## Short exercise
Provide a single number: the count of lines containing the string "Babyproofing".

(Items from a dataset)
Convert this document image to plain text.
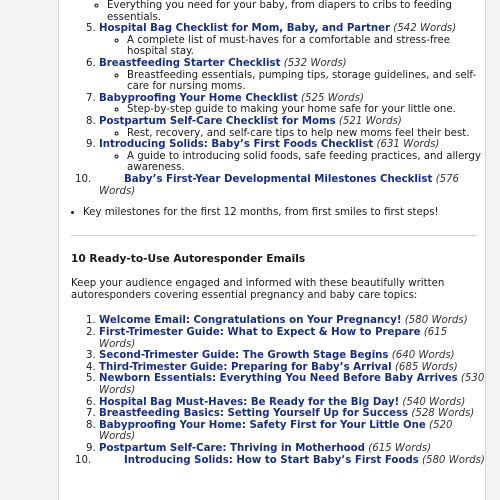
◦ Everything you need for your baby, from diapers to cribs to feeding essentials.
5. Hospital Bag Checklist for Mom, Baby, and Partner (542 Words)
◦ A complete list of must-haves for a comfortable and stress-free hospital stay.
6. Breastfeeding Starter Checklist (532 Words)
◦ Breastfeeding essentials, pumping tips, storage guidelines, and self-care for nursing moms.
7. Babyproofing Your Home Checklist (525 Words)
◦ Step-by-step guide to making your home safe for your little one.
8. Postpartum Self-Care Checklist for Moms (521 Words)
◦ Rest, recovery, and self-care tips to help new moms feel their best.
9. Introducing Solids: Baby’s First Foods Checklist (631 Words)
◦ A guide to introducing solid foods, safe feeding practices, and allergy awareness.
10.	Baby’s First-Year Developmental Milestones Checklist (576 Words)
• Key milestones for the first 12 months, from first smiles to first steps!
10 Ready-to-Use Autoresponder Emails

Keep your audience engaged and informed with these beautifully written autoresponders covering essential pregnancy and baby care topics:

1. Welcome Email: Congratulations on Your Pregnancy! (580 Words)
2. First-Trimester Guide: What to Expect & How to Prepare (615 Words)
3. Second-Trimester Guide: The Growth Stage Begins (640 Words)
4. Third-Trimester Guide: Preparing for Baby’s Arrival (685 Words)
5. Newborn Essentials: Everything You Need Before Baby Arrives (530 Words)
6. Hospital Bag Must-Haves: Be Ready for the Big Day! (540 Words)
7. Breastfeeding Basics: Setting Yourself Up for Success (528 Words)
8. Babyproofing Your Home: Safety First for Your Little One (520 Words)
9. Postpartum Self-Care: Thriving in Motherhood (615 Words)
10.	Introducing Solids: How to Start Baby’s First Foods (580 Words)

--

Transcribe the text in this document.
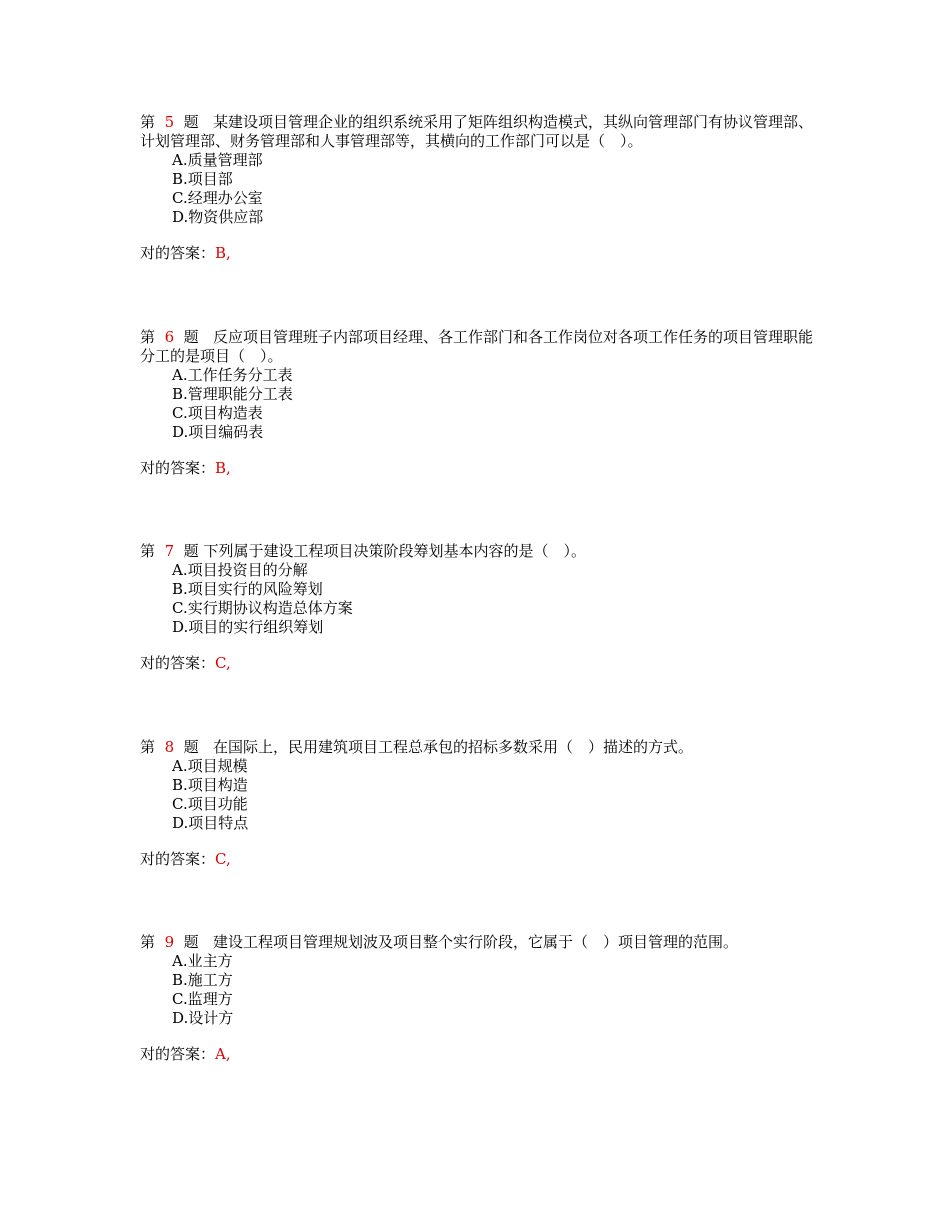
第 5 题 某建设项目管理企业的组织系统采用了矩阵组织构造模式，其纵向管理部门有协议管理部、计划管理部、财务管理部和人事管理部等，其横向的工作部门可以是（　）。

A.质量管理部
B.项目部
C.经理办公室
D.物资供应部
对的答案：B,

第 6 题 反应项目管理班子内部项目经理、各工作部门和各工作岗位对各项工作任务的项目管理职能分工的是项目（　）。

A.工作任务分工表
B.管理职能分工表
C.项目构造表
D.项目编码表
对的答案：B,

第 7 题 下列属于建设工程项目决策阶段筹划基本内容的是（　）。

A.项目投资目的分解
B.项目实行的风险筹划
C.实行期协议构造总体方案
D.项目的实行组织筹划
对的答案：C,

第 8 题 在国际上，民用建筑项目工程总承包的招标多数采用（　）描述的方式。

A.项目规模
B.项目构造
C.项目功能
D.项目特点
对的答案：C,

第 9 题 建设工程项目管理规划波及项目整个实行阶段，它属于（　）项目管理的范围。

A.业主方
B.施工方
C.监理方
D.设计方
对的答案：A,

* * *

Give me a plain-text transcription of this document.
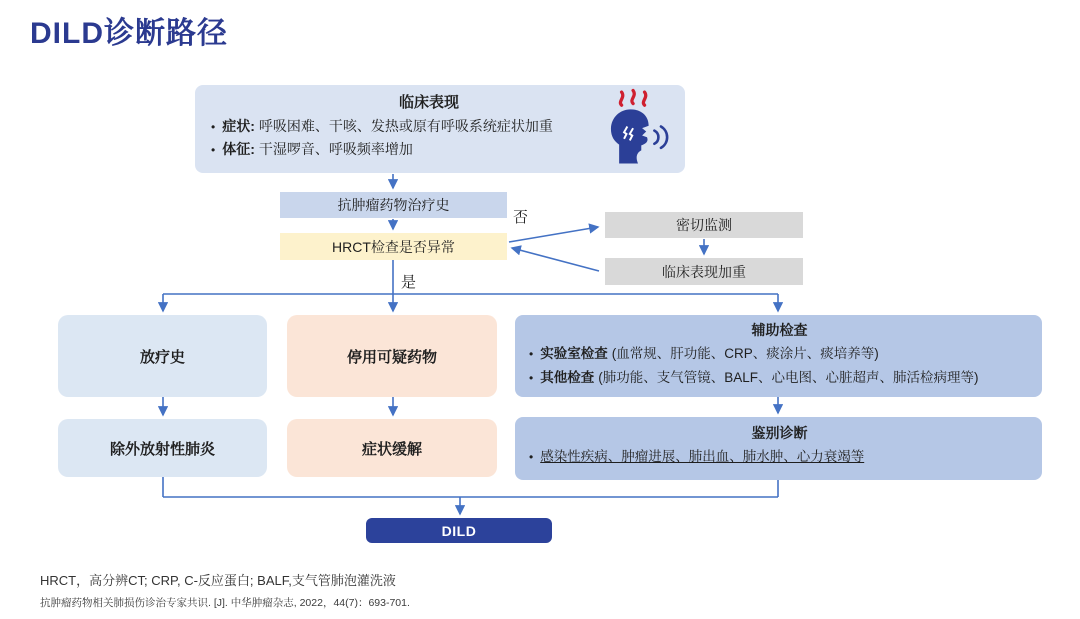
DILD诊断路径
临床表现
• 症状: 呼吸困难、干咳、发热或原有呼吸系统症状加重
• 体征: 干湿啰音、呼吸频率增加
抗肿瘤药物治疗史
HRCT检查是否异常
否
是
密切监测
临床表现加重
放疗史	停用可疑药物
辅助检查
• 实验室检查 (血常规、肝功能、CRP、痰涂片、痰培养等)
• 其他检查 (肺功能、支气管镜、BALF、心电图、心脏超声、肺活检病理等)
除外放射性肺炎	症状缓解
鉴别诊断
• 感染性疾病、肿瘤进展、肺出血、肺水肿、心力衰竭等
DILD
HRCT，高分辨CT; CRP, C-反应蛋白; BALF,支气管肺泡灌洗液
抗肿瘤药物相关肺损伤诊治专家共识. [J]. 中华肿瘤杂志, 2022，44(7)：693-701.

## Reply to the task
2